(Figure record listings)
# # # #

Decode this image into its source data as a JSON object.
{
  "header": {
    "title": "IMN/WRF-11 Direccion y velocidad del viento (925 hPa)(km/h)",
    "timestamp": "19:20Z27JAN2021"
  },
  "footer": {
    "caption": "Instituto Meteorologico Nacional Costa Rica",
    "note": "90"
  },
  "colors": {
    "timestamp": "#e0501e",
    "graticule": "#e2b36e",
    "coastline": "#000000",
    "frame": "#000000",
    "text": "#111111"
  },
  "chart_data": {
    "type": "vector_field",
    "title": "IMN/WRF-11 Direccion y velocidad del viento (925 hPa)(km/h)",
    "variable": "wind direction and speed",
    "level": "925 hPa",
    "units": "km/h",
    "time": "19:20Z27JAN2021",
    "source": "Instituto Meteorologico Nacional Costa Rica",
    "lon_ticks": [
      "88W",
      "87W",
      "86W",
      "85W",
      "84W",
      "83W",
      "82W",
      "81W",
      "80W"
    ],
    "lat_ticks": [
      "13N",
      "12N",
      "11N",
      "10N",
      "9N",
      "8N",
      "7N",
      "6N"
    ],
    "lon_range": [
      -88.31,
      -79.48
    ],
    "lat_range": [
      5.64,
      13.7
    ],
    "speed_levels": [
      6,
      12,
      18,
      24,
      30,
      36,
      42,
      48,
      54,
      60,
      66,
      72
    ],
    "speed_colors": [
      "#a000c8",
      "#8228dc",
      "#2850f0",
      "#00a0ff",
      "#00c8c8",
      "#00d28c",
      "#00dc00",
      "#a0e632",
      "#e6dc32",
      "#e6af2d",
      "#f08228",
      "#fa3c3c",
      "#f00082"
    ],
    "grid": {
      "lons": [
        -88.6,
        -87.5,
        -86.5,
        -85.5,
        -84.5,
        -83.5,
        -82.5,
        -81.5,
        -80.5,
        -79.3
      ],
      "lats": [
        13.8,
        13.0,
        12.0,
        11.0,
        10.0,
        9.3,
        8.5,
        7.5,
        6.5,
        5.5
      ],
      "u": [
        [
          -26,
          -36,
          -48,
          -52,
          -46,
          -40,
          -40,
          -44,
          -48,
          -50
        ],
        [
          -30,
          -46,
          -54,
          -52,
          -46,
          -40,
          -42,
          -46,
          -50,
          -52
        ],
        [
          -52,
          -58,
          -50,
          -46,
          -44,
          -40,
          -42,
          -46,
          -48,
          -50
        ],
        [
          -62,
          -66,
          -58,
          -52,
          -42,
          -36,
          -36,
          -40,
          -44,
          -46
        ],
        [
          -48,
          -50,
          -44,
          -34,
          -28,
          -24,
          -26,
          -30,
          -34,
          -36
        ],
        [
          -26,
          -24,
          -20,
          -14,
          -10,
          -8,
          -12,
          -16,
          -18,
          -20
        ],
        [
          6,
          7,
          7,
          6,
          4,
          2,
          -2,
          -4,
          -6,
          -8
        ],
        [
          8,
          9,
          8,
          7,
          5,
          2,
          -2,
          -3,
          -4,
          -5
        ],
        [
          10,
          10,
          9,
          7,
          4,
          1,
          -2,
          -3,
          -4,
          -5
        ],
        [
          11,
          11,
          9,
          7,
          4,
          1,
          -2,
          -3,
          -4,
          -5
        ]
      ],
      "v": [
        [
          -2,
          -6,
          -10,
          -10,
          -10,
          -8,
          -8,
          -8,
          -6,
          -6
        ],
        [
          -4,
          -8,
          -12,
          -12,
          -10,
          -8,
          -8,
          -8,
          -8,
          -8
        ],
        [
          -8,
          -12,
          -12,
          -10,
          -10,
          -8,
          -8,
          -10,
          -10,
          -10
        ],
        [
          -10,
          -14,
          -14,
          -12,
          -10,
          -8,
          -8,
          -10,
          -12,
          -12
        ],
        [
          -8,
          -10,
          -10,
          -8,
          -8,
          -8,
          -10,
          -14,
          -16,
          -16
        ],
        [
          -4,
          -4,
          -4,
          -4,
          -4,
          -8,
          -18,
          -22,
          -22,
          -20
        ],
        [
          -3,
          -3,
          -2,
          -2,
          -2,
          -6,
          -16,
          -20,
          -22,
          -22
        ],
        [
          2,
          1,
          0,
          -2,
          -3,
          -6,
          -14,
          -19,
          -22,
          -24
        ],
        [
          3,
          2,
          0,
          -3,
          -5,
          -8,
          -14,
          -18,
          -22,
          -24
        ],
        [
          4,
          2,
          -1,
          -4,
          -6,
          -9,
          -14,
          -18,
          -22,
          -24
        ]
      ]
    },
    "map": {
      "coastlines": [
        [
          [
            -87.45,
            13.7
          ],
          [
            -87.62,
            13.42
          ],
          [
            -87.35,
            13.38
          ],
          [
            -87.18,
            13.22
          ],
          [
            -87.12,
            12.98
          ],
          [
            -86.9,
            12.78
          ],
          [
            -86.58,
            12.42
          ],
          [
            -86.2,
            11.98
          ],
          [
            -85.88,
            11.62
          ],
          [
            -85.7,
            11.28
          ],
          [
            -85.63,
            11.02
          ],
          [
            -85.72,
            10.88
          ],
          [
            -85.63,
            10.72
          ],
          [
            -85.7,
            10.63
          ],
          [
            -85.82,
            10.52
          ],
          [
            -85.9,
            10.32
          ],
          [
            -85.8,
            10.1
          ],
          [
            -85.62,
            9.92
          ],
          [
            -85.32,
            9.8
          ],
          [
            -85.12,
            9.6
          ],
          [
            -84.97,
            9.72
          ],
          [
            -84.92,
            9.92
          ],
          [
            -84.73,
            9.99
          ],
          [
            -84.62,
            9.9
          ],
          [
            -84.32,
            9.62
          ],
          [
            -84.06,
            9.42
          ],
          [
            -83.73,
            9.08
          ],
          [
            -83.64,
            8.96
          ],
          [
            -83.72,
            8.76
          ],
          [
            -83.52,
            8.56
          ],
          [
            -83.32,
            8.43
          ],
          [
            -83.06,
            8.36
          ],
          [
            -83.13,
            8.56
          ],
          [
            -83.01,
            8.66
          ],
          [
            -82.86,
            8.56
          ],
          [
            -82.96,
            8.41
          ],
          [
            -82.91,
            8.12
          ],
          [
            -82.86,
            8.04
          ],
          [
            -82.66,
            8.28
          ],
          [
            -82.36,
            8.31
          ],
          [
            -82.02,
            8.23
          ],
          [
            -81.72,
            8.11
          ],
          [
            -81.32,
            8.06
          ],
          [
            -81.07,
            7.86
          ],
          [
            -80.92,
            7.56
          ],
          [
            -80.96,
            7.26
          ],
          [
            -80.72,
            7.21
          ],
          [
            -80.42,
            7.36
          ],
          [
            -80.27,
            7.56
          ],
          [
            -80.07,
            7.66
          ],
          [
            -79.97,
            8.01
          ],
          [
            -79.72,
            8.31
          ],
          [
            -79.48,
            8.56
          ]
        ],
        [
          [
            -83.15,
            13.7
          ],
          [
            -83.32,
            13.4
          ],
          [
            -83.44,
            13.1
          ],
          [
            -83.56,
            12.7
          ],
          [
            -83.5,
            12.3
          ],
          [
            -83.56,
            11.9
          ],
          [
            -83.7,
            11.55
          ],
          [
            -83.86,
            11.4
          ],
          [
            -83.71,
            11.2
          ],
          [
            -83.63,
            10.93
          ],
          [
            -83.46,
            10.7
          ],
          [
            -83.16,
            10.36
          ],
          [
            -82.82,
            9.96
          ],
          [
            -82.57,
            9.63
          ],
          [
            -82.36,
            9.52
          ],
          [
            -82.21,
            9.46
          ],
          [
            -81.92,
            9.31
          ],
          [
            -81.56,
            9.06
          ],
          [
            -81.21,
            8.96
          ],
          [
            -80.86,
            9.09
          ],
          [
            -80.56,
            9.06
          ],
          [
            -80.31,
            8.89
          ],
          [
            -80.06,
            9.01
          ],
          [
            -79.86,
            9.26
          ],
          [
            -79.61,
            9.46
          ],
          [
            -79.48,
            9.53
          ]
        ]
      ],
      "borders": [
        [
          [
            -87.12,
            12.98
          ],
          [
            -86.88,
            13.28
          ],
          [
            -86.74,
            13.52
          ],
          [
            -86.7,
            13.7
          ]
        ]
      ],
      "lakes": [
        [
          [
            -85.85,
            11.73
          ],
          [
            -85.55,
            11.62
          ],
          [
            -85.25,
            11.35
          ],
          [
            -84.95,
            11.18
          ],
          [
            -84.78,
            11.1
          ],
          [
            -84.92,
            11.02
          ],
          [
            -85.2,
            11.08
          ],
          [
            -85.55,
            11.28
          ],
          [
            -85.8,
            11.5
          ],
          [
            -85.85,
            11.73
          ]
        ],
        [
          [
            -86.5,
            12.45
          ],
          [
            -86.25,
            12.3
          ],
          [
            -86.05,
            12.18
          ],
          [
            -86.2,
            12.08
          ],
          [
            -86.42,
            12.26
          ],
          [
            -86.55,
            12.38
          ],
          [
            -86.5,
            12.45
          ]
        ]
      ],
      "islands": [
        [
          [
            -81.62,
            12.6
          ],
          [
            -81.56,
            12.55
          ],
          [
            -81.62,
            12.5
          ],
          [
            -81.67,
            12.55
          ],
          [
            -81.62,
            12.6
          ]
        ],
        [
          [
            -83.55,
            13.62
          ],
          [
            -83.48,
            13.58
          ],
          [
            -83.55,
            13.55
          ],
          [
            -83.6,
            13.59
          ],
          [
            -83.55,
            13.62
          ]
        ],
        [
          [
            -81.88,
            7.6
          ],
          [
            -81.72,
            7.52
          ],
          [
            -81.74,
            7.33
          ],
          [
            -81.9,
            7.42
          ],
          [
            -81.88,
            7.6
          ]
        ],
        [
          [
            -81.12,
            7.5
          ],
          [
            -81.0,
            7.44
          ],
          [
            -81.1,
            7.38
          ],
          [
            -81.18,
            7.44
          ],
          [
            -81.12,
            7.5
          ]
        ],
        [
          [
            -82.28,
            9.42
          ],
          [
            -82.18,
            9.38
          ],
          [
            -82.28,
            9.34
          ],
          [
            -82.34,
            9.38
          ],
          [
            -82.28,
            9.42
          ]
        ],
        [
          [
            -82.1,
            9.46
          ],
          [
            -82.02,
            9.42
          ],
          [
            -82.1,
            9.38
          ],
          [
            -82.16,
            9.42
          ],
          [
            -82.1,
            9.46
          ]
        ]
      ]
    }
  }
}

# # # #

Exercise prompt: Of the lines in the records, how many contain the word "source"? Answer with the number and nothing else.

Response below: 2